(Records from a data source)
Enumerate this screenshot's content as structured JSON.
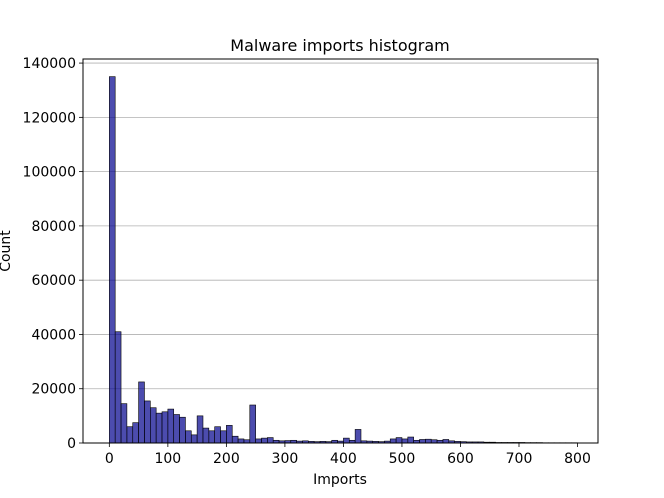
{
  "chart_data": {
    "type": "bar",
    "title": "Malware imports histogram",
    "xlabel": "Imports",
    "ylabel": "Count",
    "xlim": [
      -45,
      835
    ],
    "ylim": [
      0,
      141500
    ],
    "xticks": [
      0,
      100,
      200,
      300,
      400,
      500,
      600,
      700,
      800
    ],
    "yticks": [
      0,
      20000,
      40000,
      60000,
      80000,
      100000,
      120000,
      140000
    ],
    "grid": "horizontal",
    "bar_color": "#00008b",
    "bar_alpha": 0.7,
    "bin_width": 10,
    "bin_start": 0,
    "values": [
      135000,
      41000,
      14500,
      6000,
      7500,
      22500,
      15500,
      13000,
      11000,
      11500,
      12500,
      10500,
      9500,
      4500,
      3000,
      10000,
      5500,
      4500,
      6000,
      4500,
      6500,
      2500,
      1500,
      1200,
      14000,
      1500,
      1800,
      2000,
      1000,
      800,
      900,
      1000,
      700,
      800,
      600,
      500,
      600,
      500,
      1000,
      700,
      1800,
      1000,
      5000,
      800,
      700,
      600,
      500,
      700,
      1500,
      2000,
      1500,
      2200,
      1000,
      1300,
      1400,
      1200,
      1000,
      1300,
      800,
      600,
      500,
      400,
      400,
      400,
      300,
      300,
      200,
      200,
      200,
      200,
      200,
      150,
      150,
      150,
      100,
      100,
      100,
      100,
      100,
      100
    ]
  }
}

--

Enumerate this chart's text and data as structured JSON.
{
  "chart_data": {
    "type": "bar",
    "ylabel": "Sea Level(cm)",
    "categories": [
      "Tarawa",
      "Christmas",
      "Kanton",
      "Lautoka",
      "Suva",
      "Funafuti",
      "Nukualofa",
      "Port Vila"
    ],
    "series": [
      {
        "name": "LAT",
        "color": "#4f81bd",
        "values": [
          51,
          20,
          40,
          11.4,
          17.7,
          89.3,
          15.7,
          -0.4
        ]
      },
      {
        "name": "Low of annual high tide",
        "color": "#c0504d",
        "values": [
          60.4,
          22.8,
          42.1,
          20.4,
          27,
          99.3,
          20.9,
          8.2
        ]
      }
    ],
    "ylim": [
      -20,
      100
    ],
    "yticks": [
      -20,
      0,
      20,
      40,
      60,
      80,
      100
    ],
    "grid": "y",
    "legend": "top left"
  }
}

--

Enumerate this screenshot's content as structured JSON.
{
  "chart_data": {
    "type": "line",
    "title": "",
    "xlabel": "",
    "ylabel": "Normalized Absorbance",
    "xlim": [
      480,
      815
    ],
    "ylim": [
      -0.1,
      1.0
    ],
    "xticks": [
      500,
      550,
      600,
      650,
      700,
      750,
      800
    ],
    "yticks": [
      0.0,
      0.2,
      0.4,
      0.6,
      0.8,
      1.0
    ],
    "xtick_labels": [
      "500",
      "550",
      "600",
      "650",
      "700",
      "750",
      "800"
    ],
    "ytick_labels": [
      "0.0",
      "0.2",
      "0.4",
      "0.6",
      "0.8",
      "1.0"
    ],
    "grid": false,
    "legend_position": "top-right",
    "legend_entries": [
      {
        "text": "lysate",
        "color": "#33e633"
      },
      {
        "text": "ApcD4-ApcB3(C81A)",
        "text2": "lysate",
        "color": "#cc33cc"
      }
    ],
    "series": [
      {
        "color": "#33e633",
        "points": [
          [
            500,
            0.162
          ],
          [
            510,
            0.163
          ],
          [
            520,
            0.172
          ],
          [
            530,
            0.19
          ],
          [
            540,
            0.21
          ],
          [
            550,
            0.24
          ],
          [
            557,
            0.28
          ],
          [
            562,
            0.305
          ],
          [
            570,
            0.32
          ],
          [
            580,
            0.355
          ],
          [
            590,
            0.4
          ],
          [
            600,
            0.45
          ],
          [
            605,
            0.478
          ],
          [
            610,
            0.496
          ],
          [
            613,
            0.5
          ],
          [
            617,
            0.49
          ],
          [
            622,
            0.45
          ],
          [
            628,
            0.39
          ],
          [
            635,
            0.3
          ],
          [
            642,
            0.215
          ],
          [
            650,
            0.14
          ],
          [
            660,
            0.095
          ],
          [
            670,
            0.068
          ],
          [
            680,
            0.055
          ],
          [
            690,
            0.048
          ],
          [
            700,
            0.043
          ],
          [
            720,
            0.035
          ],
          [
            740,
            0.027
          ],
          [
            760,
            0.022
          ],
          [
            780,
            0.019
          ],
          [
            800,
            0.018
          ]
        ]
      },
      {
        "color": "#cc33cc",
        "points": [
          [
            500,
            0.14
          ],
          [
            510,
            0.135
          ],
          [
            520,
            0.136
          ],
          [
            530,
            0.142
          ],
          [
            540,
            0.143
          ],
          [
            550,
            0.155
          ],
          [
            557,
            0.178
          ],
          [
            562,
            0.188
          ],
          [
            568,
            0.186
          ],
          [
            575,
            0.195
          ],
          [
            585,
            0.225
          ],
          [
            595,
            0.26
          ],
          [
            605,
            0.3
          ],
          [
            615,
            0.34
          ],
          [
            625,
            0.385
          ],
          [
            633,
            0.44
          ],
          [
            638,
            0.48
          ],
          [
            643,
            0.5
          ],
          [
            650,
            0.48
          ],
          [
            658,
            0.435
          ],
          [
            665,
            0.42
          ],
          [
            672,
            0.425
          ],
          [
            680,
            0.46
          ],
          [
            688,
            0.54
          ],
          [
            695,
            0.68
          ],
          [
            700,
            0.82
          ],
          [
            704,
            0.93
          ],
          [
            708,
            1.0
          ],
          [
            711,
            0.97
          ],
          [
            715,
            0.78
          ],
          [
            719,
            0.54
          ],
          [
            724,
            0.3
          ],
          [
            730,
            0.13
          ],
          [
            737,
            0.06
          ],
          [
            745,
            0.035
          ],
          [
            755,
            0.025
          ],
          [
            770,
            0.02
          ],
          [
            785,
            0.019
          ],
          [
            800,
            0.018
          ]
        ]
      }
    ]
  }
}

> **Your goal**: Out of the records, collect only those lines that contain the string "ylabel".

> **Full output**:
    "ylabel": "Count",
    "ylabel": "Sea Level(cm)",
    "ylabel": "Normalized Absorbance",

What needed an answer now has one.